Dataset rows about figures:

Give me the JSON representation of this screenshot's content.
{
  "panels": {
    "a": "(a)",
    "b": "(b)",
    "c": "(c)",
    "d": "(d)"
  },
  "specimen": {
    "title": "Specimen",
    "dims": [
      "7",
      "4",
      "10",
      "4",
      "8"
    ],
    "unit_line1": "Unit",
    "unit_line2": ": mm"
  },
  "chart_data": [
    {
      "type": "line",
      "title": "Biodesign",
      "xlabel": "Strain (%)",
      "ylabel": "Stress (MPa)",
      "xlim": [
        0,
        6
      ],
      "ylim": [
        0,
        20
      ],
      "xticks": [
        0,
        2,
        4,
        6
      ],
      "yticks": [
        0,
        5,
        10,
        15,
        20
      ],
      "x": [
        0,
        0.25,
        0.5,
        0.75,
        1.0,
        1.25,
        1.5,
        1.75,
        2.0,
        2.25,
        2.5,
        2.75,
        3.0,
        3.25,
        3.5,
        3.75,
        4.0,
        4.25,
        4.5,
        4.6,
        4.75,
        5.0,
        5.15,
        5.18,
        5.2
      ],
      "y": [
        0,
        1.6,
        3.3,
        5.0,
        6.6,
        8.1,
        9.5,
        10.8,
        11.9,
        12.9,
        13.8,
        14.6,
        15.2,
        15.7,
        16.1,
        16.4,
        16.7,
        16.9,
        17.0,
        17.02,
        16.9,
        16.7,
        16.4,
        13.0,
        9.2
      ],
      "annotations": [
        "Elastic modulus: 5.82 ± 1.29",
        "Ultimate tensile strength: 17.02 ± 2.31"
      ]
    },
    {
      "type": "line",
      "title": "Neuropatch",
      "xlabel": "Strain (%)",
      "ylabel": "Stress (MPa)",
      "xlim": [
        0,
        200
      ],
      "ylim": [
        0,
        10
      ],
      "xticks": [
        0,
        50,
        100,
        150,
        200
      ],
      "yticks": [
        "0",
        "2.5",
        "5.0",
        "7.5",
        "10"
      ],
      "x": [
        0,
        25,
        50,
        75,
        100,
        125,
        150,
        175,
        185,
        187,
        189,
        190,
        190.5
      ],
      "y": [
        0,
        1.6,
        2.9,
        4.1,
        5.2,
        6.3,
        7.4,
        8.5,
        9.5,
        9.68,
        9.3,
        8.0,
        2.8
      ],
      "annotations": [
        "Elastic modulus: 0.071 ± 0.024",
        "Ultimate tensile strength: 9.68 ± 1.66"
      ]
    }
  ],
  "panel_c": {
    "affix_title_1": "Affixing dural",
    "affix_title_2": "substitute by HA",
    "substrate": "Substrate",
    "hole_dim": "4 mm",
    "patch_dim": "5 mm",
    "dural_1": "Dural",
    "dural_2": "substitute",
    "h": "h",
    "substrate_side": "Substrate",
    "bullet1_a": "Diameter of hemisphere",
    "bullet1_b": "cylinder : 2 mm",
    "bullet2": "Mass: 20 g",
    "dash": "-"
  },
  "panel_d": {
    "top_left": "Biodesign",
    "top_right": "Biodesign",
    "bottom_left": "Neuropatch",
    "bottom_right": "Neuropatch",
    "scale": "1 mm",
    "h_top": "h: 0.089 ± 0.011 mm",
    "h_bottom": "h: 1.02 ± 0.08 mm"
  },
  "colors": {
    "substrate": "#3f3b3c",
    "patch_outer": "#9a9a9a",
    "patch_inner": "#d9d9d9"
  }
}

- [TASK DIRECTIONS]
Produce an exact copy of all the records.

- [ANSWER IN FULL]
Give me the JSON representation of this screenshot's content.
{
  "panels": {
    "a": "(a)",
    "b": "(b)",
    "c": "(c)",
    "d": "(d)"
  },
  "specimen": {
    "title": "Specimen",
    "dims": [
      "7",
      "4",
      "10",
      "4",
      "8"
    ],
    "unit_line1": "Unit",
    "unit_line2": ": mm"
  },
  "chart_data": [
    {
      "type": "line",
      "title": "Biodesign",
      "xlabel": "Strain (%)",
      "ylabel": "Stress (MPa)",
      "xlim": [
        0,
        6
      ],
      "ylim": [
        0,
        20
      ],
      "xticks": [
        0,
        2,
        4,
        6
      ],
      "yticks": [
        0,
        5,
        10,
        15,
        20
      ],
      "x": [
        0,
        0.25,
        0.5,
        0.75,
        1.0,
        1.25,
        1.5,
        1.75,
        2.0,
        2.25,
        2.5,
        2.75,
        3.0,
        3.25,
        3.5,
        3.75,
        4.0,
        4.25,
        4.5,
        4.6,
        4.75,
        5.0,
        5.15,
        5.18,
        5.2
      ],
      "y": [
        0,
        1.6,
        3.3,
        5.0,
        6.6,
        8.1,
        9.5,
        10.8,
        11.9,
        12.9,
        13.8,
        14.6,
        15.2,
        15.7,
        16.1,
        16.4,
        16.7,
        16.9,
        17.0,
        17.02,
        16.9,
        16.7,
        16.4,
        13.0,
        9.2
      ],
      "annotations": [
        "Elastic modulus: 5.82 ± 1.29",
        "Ultimate tensile strength: 17.02 ± 2.31"
      ]
    },
    {
      "type": "line",
      "title": "Neuropatch",
      "xlabel": "Strain (%)",
      "ylabel": "Stress (MPa)",
      "xlim": [
        0,
        200
      ],
      "ylim": [
        0,
        10
      ],
      "xticks": [
        0,
        50,
        100,
        150,
        200
      ],
      "yticks": [
        "0",
        "2.5",
        "5.0",
        "7.5",
        "10"
      ],
      "x": [
        0,
        25,
        50,
        75,
        100,
        125,
        150,
        175,
        185,
        187,
        189,
        190,
        190.5
      ],
      "y": [
        0,
        1.6,
        2.9,
        4.1,
        5.2,
        6.3,
        7.4,
        8.5,
        9.5,
        9.68,
        9.3,
        8.0,
        2.8
      ],
      "annotations": [
        "Elastic modulus: 0.071 ± 0.024",
        "Ultimate tensile strength: 9.68 ± 1.66"
      ]
    }
  ],
  "panel_c": {
    "affix_title_1": "Affixing dural",
    "affix_title_2": "substitute by HA",
    "substrate": "Substrate",
    "hole_dim": "4 mm",
    "patch_dim": "5 mm",
    "dural_1": "Dural",
    "dural_2": "substitute",
    "h": "h",
    "substrate_side": "Substrate",
    "bullet1_a": "Diameter of hemisphere",
    "bullet1_b": "cylinder : 2 mm",
    "bullet2": "Mass: 20 g",
    "dash": "-"
  },
  "panel_d": {
    "top_left": "Biodesign",
    "top_right": "Biodesign",
    "bottom_left": "Neuropatch",
    "bottom_right": "Neuropatch",
    "scale": "1 mm",
    "h_top": "h: 0.089 ± 0.011 mm",
    "h_bottom": "h: 1.02 ± 0.08 mm"
  },
  "colors": {
    "substrate": "#3f3b3c",
    "patch_outer": "#9a9a9a",
    "patch_inner": "#d9d9d9"
  }
}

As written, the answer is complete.